Below are some entries. Work out how many of their lines hold the word "Enter", and write that number alone.

● **Entries**:
= = =

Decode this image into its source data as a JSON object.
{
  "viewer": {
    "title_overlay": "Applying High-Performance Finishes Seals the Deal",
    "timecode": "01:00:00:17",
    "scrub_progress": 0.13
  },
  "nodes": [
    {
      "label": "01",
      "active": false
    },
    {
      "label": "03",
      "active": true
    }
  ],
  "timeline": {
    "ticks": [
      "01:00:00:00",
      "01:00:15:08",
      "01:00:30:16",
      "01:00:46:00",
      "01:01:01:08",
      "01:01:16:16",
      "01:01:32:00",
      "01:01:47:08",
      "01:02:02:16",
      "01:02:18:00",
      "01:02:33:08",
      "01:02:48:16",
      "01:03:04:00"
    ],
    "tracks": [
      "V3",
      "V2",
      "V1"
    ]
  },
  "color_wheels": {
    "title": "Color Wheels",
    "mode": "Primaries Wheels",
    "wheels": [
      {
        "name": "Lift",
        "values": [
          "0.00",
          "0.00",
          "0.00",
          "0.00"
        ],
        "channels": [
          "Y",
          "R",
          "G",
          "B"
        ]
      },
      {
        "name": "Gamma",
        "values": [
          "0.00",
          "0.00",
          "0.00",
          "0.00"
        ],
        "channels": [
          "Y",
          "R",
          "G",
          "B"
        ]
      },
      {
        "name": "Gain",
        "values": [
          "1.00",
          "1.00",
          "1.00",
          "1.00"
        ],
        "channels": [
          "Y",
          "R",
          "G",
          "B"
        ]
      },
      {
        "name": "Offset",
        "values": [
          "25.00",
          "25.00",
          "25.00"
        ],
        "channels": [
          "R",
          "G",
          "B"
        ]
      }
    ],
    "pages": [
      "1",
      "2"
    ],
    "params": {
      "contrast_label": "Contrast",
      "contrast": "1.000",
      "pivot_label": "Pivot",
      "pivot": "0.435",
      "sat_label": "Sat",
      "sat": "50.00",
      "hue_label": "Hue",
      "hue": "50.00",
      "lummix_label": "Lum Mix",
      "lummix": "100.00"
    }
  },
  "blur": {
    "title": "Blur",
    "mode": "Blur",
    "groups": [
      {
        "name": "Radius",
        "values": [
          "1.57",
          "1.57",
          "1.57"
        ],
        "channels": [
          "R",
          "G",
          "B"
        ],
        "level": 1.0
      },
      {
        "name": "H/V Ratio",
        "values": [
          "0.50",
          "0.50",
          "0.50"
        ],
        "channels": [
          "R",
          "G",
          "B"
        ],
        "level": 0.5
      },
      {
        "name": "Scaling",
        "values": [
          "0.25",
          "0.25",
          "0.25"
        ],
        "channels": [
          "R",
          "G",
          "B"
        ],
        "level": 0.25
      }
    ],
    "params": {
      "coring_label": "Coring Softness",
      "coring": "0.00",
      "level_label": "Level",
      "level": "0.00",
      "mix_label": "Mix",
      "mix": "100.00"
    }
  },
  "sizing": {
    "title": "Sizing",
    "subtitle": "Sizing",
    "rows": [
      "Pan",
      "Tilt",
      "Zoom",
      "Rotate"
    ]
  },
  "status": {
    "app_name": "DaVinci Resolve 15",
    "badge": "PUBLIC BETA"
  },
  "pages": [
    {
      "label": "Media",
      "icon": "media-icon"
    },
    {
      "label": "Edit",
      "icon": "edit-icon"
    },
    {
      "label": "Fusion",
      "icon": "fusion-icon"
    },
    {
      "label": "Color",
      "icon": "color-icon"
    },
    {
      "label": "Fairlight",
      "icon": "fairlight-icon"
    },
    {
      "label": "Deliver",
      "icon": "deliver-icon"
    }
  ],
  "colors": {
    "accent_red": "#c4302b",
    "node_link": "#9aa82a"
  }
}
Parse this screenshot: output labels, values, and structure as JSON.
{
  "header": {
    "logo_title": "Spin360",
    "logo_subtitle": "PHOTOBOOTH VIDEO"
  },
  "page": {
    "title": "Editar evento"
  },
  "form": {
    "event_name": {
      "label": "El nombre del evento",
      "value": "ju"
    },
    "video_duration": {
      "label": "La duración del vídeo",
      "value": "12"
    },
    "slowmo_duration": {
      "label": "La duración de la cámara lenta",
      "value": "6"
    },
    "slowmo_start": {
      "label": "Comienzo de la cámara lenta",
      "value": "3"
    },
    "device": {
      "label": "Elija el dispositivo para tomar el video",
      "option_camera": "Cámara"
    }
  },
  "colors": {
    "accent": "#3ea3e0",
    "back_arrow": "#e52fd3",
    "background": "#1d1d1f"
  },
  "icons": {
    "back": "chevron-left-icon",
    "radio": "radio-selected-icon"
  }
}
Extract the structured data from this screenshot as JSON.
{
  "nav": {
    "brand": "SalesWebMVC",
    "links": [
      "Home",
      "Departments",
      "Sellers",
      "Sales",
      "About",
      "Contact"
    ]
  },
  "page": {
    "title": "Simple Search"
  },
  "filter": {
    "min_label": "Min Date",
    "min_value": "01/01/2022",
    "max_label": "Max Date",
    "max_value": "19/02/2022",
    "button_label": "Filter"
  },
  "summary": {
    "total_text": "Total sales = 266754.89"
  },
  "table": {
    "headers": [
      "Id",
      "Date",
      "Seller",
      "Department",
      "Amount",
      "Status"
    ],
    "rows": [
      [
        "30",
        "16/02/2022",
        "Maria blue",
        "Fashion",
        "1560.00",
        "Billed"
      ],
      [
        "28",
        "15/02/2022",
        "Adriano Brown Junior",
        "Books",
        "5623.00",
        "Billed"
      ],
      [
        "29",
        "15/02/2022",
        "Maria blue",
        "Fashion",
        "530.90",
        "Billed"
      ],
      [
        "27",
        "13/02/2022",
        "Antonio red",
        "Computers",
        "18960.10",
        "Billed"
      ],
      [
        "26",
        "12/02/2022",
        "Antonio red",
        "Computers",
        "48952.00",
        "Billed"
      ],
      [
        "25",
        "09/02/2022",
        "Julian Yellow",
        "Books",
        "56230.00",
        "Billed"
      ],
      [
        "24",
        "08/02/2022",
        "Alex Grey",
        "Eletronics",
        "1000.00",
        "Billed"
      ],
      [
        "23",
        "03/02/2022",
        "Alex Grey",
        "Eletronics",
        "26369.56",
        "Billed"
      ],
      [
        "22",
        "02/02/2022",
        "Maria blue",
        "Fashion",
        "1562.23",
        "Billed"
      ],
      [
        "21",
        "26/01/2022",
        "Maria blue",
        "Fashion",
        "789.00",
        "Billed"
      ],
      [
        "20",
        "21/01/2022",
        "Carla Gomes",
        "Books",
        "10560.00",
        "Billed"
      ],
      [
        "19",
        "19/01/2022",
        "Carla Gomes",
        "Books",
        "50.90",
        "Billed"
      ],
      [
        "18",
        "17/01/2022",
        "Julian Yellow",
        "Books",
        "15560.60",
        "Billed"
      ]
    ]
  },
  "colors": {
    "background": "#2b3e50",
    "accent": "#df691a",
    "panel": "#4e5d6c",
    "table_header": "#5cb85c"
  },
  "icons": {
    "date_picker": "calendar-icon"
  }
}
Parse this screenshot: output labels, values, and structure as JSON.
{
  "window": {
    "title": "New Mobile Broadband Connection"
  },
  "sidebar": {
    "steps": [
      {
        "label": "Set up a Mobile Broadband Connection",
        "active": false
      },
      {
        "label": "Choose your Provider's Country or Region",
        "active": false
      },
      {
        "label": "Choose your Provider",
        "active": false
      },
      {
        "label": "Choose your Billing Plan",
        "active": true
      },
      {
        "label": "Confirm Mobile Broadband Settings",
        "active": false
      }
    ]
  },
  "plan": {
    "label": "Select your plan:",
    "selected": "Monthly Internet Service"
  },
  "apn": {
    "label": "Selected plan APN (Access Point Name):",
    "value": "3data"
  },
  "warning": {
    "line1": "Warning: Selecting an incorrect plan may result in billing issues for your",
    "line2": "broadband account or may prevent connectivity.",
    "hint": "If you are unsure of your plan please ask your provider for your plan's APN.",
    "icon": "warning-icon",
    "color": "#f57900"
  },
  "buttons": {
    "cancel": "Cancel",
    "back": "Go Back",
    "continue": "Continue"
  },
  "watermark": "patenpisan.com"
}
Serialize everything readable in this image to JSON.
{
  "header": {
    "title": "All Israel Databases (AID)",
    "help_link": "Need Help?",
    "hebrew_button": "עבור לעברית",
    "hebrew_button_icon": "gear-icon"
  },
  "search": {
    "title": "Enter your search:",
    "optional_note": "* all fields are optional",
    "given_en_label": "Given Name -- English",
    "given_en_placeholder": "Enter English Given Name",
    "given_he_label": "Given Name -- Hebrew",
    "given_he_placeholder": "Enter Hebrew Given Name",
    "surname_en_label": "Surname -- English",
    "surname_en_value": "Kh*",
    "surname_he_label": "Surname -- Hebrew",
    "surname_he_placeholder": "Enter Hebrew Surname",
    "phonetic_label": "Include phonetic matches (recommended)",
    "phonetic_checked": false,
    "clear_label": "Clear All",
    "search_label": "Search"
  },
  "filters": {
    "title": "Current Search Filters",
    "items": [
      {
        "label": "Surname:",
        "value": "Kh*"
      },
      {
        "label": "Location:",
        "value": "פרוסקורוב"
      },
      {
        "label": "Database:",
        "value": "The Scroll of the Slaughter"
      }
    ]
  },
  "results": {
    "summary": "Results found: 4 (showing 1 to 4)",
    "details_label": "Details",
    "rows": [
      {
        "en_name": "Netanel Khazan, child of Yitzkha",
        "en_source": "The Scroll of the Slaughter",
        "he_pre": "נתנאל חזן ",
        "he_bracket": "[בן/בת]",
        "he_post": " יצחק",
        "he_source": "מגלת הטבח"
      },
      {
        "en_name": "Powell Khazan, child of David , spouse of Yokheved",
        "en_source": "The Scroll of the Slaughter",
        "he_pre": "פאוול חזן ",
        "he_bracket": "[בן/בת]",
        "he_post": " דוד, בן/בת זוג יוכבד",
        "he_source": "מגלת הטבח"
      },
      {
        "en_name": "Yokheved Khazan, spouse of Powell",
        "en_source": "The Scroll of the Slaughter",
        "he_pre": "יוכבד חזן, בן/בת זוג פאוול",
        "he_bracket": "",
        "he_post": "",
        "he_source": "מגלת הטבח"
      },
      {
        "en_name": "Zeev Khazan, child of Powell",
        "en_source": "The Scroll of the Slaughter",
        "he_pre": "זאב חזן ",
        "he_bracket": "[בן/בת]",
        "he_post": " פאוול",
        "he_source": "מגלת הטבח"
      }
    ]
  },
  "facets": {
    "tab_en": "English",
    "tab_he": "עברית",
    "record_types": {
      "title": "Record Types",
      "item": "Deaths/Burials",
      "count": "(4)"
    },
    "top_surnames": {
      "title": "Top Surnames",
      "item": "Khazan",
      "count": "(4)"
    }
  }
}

= = =

● **Written reply**: 4